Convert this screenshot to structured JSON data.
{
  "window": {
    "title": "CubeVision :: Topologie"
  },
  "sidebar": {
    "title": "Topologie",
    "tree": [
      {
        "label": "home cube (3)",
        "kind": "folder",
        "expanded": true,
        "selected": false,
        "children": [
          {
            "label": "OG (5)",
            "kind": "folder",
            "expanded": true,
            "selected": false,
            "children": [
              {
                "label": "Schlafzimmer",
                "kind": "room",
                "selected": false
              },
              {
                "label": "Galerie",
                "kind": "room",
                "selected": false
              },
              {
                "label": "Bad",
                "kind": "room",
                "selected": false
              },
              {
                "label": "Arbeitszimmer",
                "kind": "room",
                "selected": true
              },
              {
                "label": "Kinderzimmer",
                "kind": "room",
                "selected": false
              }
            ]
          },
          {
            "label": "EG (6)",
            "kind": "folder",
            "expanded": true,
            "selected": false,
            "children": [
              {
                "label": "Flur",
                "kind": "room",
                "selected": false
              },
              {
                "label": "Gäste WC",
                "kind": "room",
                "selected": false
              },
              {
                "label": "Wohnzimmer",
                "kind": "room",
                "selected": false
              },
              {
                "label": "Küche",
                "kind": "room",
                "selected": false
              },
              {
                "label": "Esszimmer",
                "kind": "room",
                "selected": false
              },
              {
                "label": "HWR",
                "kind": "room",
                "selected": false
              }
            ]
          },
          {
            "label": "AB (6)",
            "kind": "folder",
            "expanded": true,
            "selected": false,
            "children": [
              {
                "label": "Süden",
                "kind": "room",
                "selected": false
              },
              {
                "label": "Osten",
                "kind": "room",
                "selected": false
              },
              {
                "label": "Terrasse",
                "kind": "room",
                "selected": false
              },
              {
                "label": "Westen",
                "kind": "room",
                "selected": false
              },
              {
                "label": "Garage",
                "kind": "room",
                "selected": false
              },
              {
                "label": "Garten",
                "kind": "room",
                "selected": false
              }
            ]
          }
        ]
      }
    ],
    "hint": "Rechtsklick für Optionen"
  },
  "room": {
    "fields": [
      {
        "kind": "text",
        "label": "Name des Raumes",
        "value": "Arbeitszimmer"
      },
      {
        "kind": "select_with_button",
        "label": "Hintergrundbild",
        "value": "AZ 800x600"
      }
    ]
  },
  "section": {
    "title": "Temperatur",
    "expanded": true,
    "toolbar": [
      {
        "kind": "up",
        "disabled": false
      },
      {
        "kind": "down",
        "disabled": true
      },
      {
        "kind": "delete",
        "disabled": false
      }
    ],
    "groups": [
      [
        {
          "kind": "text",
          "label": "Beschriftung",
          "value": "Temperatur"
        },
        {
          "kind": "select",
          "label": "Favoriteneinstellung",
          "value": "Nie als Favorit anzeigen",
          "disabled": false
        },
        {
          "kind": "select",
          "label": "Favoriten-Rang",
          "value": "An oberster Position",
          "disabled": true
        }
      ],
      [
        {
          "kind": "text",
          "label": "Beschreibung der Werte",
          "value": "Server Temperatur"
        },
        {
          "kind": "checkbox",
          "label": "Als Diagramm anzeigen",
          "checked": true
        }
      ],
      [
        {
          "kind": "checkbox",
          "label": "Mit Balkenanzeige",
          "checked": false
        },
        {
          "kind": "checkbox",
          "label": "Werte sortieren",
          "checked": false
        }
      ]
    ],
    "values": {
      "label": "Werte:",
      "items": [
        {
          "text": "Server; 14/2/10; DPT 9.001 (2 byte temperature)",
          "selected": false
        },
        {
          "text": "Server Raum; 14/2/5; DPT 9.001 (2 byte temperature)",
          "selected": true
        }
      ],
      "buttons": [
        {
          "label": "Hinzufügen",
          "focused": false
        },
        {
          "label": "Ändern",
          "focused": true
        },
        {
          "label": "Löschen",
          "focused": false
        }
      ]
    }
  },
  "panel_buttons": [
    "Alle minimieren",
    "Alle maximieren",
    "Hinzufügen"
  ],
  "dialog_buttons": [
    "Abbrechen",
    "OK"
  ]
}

**********

_WHAT THE TASK REQUIRES_. In the records above, locate every line with the string "byte" and copy it.

_TASK RESULT_.
          "text": "Server; 14/2/10; DPT 9.001 (2 byte temperature)",
          "text": "Server Raum; 14/2/5; DPT 9.001 (2 byte temperature)",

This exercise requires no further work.